-- begin INFORMATION SUPPLIED --

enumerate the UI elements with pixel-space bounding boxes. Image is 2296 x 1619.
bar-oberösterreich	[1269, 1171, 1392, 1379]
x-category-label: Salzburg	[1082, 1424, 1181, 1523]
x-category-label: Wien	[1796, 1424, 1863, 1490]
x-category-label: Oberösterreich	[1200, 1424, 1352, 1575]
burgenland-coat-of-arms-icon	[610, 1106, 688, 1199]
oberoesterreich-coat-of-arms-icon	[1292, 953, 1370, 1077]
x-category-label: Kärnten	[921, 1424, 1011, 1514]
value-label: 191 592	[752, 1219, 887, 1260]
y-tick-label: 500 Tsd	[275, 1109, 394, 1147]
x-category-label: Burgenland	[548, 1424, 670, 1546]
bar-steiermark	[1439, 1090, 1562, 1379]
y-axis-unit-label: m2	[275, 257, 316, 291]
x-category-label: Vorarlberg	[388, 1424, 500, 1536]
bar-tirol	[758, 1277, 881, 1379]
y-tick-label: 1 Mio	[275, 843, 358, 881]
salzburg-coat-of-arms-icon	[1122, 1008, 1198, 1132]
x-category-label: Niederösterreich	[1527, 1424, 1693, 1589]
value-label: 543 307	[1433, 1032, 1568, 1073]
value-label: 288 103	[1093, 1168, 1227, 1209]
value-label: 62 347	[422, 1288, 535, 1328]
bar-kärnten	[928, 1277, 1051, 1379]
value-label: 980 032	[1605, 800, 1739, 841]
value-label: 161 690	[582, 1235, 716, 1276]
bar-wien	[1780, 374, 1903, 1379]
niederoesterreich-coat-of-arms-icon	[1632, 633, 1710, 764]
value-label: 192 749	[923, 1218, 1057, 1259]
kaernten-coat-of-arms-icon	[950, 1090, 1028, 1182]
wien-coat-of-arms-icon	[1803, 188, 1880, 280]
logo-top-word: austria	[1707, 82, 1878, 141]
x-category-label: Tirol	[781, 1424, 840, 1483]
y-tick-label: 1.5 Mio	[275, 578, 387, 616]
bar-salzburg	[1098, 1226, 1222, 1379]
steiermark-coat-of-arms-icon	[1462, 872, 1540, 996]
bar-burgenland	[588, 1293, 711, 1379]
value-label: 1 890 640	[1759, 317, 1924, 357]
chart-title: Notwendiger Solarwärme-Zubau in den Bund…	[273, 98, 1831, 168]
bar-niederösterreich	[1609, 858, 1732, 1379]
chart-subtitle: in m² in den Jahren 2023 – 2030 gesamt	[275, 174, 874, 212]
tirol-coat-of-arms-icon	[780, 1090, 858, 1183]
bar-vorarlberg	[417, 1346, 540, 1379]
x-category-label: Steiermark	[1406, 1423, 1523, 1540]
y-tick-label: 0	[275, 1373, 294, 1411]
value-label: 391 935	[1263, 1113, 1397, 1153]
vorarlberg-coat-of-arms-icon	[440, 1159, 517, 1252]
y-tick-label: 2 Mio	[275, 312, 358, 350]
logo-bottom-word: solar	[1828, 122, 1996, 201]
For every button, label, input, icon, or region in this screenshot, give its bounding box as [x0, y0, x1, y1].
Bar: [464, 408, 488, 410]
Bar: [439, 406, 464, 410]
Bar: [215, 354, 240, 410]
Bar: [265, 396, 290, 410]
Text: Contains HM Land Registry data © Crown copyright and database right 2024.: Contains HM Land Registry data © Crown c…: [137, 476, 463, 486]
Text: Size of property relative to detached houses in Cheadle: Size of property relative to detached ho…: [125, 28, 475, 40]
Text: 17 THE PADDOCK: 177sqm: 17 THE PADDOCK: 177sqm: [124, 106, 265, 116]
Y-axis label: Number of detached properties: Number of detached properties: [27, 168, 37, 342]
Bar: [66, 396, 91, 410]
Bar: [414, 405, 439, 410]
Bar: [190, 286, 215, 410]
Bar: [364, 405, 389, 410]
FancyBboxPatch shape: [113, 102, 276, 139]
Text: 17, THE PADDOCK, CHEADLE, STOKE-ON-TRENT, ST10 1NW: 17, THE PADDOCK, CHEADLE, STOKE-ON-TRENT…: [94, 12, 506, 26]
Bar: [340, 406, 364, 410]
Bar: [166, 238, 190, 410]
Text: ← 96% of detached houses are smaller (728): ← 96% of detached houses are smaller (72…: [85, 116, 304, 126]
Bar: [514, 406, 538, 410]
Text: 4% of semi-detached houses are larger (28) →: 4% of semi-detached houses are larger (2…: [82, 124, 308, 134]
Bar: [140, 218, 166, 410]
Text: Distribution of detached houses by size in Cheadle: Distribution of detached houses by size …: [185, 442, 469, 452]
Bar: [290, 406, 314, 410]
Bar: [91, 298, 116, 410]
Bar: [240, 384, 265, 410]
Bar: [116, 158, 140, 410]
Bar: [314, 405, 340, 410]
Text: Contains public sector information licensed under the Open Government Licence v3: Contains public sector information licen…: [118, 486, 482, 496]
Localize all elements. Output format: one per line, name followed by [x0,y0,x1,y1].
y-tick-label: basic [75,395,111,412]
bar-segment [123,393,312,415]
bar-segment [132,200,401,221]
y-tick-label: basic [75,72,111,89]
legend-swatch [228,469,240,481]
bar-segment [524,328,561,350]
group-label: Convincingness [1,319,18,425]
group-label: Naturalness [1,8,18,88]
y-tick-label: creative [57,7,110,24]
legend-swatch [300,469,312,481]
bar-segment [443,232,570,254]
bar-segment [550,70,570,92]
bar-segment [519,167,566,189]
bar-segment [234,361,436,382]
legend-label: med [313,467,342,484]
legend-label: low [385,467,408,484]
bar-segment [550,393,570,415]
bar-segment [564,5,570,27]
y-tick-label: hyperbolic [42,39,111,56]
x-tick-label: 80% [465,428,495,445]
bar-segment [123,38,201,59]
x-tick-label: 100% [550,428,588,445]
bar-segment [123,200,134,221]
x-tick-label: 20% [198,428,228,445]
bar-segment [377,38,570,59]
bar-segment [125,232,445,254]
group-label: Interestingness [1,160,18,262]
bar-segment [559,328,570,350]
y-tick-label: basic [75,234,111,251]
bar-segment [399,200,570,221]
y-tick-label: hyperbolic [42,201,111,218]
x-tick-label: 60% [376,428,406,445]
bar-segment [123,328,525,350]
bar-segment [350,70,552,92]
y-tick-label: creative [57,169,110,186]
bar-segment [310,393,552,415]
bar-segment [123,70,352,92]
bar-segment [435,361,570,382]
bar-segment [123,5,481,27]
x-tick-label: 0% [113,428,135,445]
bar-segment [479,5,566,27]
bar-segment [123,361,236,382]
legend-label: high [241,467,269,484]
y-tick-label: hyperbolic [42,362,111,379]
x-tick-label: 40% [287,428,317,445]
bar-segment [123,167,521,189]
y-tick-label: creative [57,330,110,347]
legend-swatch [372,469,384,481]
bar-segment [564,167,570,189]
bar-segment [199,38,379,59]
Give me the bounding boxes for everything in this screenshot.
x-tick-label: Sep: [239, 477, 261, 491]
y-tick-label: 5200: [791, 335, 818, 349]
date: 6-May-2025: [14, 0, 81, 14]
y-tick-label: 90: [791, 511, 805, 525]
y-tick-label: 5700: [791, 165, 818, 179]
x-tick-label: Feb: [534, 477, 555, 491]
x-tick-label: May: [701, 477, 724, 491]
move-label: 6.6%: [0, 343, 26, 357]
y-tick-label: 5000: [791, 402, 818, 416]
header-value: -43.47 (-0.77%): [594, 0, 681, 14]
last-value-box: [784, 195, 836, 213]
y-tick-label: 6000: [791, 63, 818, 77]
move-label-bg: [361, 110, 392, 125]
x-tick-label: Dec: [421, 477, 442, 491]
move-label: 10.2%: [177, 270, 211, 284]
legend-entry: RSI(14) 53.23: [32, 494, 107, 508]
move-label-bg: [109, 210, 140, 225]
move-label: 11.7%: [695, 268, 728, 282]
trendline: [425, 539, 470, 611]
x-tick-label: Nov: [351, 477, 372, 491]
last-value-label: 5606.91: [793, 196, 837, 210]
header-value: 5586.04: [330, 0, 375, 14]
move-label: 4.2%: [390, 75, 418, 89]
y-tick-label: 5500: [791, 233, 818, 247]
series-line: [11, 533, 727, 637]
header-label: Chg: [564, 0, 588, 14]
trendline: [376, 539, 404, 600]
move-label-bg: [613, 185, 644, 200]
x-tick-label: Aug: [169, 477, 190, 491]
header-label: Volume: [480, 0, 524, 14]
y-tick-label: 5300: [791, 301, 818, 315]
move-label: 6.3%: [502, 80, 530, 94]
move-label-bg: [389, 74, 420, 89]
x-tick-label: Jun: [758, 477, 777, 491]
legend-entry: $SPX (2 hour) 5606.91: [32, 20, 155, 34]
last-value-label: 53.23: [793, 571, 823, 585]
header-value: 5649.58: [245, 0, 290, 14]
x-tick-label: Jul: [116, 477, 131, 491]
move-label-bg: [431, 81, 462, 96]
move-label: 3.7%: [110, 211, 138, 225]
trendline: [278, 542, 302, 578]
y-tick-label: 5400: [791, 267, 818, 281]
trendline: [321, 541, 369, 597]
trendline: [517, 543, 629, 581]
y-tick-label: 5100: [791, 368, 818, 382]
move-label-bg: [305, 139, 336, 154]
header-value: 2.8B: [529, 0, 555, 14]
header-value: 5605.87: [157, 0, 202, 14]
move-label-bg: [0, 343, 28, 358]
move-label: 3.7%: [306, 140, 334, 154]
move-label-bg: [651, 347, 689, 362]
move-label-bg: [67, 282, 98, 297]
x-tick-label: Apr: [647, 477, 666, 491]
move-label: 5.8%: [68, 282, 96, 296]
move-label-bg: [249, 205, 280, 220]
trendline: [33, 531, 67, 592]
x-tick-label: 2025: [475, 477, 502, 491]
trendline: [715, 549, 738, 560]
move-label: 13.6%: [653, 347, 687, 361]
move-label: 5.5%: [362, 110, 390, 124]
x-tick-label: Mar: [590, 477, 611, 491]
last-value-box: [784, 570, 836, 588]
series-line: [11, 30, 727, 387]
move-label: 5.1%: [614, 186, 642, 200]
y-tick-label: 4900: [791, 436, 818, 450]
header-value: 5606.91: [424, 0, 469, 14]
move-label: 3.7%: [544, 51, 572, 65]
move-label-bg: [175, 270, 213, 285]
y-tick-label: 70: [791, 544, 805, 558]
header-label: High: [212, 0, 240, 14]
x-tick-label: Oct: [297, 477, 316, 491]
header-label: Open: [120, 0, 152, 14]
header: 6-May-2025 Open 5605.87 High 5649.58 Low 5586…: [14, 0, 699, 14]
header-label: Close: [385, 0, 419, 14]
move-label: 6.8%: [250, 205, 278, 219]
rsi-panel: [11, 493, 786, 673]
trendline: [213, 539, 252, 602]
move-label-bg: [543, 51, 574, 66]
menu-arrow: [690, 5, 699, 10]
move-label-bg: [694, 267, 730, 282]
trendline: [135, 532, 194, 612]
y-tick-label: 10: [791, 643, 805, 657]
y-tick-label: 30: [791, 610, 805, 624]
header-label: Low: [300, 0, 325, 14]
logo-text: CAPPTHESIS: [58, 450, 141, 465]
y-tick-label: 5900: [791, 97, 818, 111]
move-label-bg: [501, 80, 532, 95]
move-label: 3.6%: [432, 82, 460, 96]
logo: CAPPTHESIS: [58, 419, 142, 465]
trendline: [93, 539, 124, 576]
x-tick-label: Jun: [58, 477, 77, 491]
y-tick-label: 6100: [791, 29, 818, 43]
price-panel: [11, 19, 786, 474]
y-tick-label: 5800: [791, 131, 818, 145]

-- end INFORMATION SUPPLIED --

• EXERCISE REQUIREMENTS:
Copy the spatial layout data above from its first line through the line containing "374, 1903, 1379]", including both of those lines.

• FINAL ANSWER:
enumerate the UI elements with pixel-space bounding boxes. Image is 2296 x 1619.
bar-oberösterreich	[1269, 1171, 1392, 1379]
x-category-label: Salzburg	[1082, 1424, 1181, 1523]
x-category-label: Wien	[1796, 1424, 1863, 1490]
x-category-label: Oberösterreich	[1200, 1424, 1352, 1575]
burgenland-coat-of-arms-icon	[610, 1106, 688, 1199]
oberoesterreich-coat-of-arms-icon	[1292, 953, 1370, 1077]
x-category-label: Kärnten	[921, 1424, 1011, 1514]
value-label: 191 592	[752, 1219, 887, 1260]
y-tick-label: 500 Tsd	[275, 1109, 394, 1147]
x-category-label: Burgenland	[548, 1424, 670, 1546]
bar-steiermark	[1439, 1090, 1562, 1379]
y-axis-unit-label: m2	[275, 257, 316, 291]
x-category-label: Vorarlberg	[388, 1424, 500, 1536]
bar-tirol	[758, 1277, 881, 1379]
y-tick-label: 1 Mio	[275, 843, 358, 881]
salzburg-coat-of-arms-icon	[1122, 1008, 1198, 1132]
x-category-label: Niederösterreich	[1527, 1424, 1693, 1589]
value-label: 543 307	[1433, 1032, 1568, 1073]
value-label: 288 103	[1093, 1168, 1227, 1209]
value-label: 62 347	[422, 1288, 535, 1328]
bar-kärnten	[928, 1277, 1051, 1379]
value-label: 980 032	[1605, 800, 1739, 841]
value-label: 161 690	[582, 1235, 716, 1276]
bar-wien	[1780, 374, 1903, 1379]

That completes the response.